__Supplied material__
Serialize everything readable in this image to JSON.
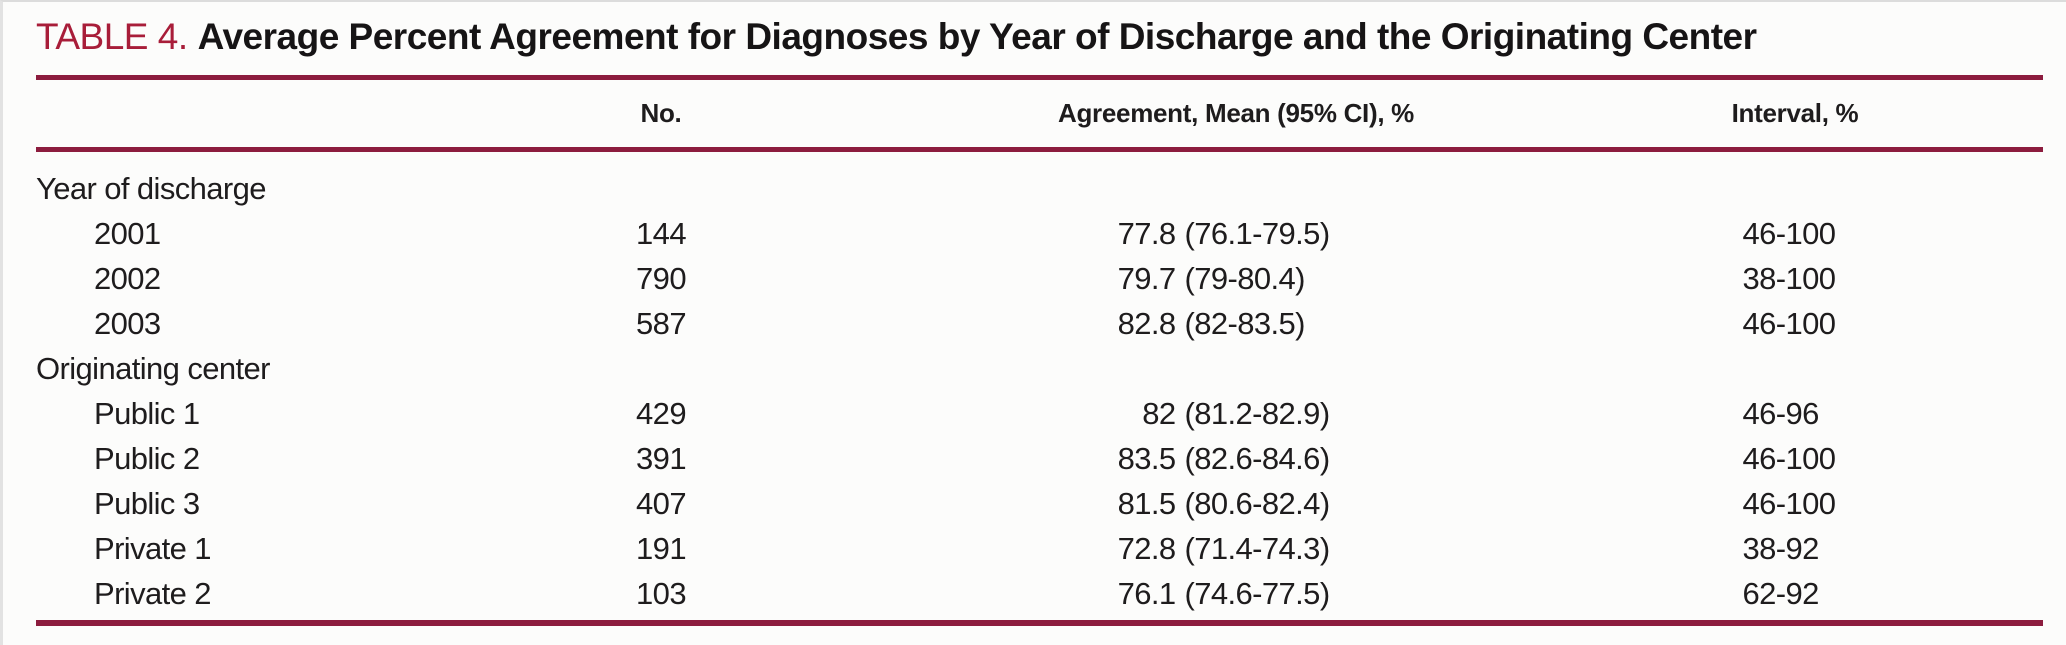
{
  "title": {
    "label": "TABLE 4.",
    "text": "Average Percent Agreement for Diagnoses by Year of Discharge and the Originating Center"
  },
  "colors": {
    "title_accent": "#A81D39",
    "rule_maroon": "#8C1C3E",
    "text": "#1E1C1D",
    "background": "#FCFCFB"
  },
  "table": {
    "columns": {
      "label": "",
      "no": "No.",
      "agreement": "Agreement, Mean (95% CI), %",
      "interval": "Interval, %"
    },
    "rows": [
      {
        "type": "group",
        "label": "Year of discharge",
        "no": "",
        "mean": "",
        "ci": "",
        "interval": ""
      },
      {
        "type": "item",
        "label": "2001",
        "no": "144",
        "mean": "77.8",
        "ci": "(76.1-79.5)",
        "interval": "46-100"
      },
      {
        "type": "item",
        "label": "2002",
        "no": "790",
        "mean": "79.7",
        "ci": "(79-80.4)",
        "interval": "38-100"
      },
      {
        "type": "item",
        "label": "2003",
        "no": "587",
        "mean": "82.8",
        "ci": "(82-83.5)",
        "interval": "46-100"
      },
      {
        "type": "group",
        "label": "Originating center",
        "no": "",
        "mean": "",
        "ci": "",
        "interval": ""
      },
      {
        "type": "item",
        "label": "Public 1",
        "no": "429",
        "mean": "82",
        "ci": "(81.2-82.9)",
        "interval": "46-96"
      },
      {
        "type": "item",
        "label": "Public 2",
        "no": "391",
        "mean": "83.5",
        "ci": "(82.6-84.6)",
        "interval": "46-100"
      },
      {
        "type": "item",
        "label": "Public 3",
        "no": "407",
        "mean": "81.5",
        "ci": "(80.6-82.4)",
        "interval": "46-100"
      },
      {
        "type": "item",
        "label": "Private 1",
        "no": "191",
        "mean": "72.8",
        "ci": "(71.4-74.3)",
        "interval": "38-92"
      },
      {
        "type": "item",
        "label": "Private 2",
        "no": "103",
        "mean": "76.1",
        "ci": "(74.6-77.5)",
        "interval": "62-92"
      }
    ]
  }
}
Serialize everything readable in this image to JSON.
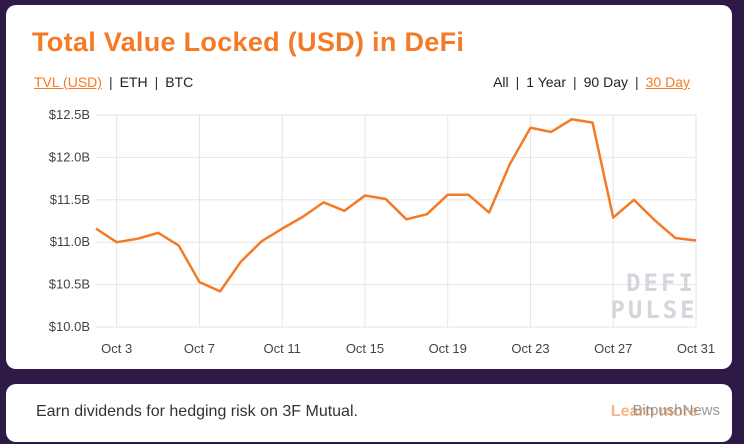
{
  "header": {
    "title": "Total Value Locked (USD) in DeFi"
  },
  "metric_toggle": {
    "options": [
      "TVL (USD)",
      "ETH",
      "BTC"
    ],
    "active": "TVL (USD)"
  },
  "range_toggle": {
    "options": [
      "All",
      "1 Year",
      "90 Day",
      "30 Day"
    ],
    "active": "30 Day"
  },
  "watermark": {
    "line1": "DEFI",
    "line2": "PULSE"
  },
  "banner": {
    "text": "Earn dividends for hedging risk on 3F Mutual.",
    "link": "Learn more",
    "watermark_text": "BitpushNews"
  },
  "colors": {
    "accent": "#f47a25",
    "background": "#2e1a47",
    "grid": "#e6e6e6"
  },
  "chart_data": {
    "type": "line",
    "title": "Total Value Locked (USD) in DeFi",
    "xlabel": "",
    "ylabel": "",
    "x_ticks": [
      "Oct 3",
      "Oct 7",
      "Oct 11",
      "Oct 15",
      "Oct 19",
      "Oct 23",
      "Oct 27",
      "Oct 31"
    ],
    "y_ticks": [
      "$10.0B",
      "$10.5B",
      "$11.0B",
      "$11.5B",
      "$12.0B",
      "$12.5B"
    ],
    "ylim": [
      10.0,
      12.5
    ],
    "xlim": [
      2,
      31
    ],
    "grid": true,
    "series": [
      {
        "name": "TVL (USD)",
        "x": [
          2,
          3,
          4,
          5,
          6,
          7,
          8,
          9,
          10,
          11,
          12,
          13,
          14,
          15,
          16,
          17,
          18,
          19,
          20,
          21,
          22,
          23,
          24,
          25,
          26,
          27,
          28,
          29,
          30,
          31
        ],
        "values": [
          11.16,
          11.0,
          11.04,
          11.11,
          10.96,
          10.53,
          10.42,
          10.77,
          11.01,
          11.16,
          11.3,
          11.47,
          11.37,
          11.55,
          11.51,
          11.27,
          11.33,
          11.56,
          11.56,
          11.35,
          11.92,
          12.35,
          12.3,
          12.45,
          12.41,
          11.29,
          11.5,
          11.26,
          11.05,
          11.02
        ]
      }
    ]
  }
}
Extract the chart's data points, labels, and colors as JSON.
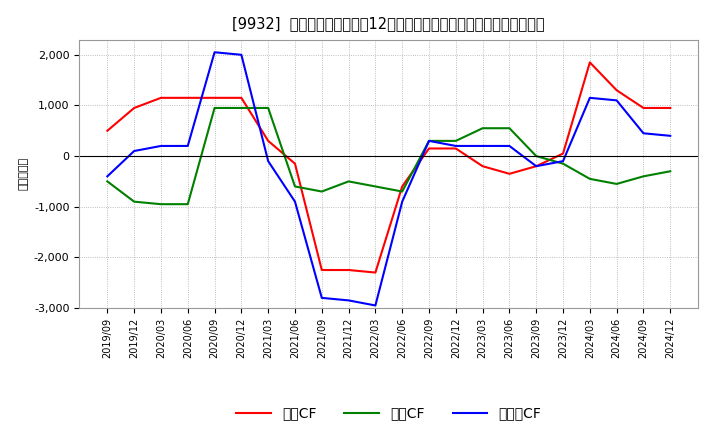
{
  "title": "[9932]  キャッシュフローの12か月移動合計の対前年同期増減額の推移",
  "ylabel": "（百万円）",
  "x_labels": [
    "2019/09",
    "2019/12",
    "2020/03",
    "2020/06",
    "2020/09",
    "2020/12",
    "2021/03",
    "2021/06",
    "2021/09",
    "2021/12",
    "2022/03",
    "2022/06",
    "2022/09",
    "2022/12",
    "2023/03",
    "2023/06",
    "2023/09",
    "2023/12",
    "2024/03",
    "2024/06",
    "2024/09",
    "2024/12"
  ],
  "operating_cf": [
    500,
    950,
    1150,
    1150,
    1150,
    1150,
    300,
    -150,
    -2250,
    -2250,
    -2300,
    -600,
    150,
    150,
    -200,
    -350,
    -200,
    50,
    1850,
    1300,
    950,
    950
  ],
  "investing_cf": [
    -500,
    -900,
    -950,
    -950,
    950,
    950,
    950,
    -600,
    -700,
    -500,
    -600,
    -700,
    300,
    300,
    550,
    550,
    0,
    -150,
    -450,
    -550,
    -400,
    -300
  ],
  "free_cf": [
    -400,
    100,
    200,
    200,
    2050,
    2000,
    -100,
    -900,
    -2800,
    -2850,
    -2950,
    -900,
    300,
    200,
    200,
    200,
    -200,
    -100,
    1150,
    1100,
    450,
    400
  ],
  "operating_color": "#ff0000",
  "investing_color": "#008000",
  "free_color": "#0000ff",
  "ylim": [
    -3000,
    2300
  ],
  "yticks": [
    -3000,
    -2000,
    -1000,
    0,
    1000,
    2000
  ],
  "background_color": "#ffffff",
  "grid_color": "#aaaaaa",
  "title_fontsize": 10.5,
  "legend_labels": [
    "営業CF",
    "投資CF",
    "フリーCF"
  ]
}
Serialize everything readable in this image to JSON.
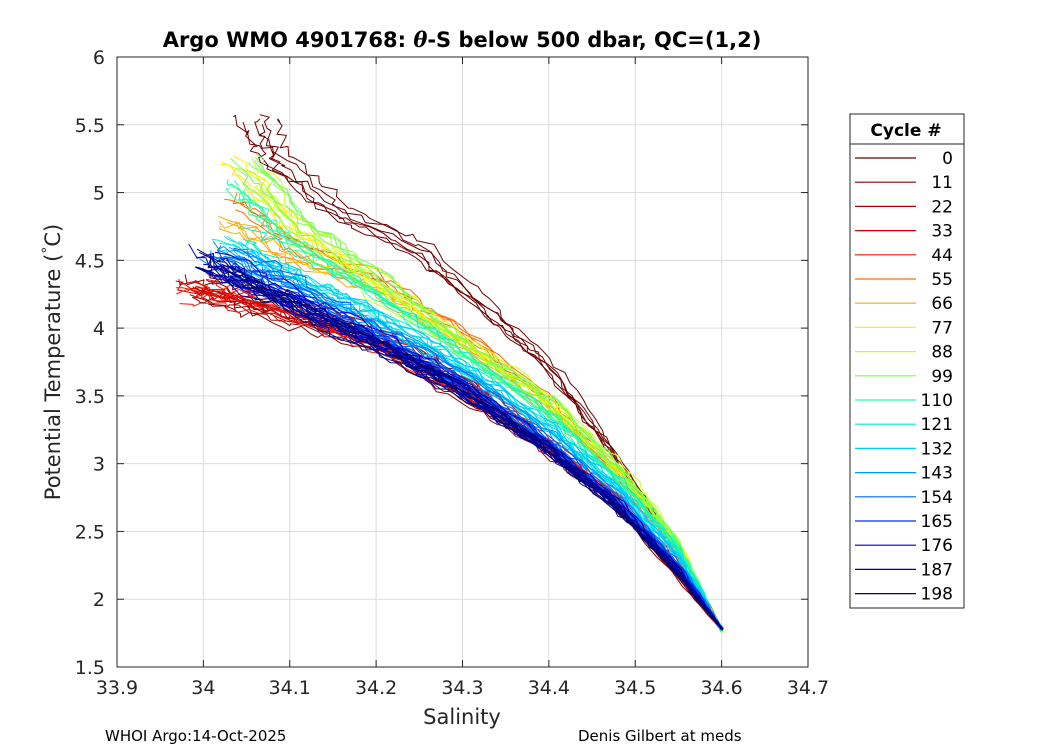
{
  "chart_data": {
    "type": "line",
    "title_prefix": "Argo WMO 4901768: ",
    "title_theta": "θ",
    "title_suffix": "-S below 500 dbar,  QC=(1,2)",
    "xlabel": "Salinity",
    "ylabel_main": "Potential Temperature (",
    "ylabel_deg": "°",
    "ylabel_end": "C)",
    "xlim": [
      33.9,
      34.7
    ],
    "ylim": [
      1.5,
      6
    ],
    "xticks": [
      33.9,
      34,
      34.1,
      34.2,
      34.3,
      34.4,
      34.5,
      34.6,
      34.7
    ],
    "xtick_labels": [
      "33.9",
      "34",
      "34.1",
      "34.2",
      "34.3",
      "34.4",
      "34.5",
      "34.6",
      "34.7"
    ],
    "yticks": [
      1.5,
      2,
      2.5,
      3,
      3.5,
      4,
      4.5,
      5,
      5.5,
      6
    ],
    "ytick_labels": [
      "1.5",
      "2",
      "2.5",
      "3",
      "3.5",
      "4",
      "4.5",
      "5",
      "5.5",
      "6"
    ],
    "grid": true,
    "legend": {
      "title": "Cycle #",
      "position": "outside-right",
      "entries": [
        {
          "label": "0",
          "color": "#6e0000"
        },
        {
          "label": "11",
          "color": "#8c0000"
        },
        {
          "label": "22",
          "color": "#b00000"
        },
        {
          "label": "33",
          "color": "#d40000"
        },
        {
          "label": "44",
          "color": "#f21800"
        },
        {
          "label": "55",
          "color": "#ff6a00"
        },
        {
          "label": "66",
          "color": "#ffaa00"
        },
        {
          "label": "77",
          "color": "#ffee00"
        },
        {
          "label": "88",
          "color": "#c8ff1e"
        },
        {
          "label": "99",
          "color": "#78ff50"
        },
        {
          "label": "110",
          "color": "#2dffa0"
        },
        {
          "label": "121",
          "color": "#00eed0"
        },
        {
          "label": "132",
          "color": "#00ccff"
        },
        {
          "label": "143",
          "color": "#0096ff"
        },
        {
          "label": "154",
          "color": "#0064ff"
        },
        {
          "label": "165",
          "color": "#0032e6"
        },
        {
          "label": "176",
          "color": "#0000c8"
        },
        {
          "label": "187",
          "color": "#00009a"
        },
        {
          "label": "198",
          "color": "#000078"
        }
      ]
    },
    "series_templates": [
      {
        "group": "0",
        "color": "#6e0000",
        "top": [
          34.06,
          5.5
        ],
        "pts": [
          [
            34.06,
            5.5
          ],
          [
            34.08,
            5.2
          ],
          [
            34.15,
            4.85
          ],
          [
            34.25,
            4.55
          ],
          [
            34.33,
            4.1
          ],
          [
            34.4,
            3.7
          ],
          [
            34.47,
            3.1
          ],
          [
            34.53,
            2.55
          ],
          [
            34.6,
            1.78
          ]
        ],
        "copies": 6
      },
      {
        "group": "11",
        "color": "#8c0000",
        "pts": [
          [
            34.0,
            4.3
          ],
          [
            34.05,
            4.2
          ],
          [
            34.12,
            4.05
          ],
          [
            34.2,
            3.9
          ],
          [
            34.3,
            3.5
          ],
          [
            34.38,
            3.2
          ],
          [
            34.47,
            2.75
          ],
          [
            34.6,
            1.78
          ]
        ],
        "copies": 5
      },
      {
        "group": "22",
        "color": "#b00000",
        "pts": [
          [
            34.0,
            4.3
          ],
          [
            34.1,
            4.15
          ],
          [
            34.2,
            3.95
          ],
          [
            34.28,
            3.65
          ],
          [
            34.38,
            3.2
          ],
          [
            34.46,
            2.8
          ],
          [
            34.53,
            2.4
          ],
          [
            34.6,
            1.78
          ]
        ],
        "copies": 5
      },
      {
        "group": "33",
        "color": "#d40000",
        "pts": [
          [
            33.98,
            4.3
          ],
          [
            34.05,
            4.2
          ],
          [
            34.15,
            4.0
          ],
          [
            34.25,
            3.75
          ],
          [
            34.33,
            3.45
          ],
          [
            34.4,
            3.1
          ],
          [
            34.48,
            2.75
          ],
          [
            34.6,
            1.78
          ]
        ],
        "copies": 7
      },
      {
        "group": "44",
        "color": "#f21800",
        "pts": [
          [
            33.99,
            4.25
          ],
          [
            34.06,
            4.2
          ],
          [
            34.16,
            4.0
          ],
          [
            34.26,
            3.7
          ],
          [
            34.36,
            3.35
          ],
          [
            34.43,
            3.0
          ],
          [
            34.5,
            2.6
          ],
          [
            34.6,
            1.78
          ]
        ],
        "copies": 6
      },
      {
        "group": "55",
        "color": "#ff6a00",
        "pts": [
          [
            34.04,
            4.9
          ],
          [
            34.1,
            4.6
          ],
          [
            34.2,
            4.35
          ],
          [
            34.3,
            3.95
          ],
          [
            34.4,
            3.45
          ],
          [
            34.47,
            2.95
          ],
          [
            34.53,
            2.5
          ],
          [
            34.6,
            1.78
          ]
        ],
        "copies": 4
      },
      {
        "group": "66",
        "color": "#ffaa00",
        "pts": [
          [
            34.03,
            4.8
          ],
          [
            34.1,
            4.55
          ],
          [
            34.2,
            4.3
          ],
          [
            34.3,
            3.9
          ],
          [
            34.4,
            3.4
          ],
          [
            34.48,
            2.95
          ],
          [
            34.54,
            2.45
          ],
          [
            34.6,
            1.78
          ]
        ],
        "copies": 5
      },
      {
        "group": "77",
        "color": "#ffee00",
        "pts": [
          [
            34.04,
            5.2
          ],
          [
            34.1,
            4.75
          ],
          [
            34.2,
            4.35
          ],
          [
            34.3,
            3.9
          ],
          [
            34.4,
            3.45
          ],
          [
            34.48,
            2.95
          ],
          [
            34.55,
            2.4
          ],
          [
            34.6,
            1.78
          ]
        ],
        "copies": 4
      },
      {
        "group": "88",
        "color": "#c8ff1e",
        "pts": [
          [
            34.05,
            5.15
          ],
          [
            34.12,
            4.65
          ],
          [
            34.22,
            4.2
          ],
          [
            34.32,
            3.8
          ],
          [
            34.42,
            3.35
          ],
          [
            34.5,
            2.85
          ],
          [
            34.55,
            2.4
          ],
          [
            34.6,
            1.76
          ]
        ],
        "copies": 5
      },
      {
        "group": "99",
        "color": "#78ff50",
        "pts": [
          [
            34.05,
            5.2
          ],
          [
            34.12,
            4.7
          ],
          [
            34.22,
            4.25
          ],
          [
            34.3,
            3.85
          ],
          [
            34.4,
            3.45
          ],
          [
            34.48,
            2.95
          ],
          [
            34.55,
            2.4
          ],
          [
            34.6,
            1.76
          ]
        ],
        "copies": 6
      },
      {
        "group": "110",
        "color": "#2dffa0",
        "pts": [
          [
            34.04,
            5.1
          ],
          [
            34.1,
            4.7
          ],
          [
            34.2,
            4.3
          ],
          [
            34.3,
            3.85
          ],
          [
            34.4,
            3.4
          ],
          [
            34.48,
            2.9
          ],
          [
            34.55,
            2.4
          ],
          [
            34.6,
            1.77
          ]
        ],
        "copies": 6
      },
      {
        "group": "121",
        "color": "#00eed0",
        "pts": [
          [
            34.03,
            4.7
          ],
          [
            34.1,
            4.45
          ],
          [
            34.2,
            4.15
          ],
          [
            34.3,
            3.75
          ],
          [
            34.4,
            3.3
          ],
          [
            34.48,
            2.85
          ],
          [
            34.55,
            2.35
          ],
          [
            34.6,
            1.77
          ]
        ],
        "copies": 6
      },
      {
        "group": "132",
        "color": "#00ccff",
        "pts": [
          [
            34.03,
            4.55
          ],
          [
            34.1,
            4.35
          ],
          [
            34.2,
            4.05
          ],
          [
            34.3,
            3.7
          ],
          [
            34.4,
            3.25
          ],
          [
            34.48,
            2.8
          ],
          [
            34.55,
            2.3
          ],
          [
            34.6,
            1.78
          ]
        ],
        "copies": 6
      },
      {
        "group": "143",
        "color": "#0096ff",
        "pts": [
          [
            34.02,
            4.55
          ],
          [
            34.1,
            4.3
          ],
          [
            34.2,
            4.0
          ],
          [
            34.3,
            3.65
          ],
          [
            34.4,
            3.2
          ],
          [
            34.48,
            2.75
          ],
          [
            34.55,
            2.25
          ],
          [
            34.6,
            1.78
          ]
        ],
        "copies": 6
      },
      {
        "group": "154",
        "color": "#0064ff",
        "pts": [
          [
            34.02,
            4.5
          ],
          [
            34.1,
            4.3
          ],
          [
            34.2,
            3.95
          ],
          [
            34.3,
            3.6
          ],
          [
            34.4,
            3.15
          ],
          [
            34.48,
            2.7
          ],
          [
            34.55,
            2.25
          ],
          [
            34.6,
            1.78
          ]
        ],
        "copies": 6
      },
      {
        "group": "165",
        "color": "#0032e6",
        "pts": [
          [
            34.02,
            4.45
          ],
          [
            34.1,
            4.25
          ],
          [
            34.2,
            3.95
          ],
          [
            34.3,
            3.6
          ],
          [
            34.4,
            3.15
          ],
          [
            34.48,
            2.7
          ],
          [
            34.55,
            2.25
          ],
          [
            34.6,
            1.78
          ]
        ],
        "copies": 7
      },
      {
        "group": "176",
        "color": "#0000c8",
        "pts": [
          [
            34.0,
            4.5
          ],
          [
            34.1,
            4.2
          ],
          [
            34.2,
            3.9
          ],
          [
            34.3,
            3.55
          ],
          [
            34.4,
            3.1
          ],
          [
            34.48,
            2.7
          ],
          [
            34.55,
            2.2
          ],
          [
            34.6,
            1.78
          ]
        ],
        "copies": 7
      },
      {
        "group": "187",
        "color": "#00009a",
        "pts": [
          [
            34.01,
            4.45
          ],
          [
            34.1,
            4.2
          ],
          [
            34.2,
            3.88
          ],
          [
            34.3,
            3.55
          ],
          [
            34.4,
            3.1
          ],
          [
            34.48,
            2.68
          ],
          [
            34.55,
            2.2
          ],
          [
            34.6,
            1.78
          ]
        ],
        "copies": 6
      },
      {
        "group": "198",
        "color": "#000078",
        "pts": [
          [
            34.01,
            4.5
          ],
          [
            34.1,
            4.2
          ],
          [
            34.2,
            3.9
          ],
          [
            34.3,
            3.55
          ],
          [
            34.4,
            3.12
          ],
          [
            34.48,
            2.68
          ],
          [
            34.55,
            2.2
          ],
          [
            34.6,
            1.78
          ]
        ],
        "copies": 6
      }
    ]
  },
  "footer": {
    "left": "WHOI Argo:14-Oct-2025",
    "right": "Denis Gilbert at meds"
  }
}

__What is asked__
From the listing above, collect each line in which the string "Public" appears.

__Response to the task__
        "label": "Public 1",
        "label": "Public 2",
        "label": "Public 3",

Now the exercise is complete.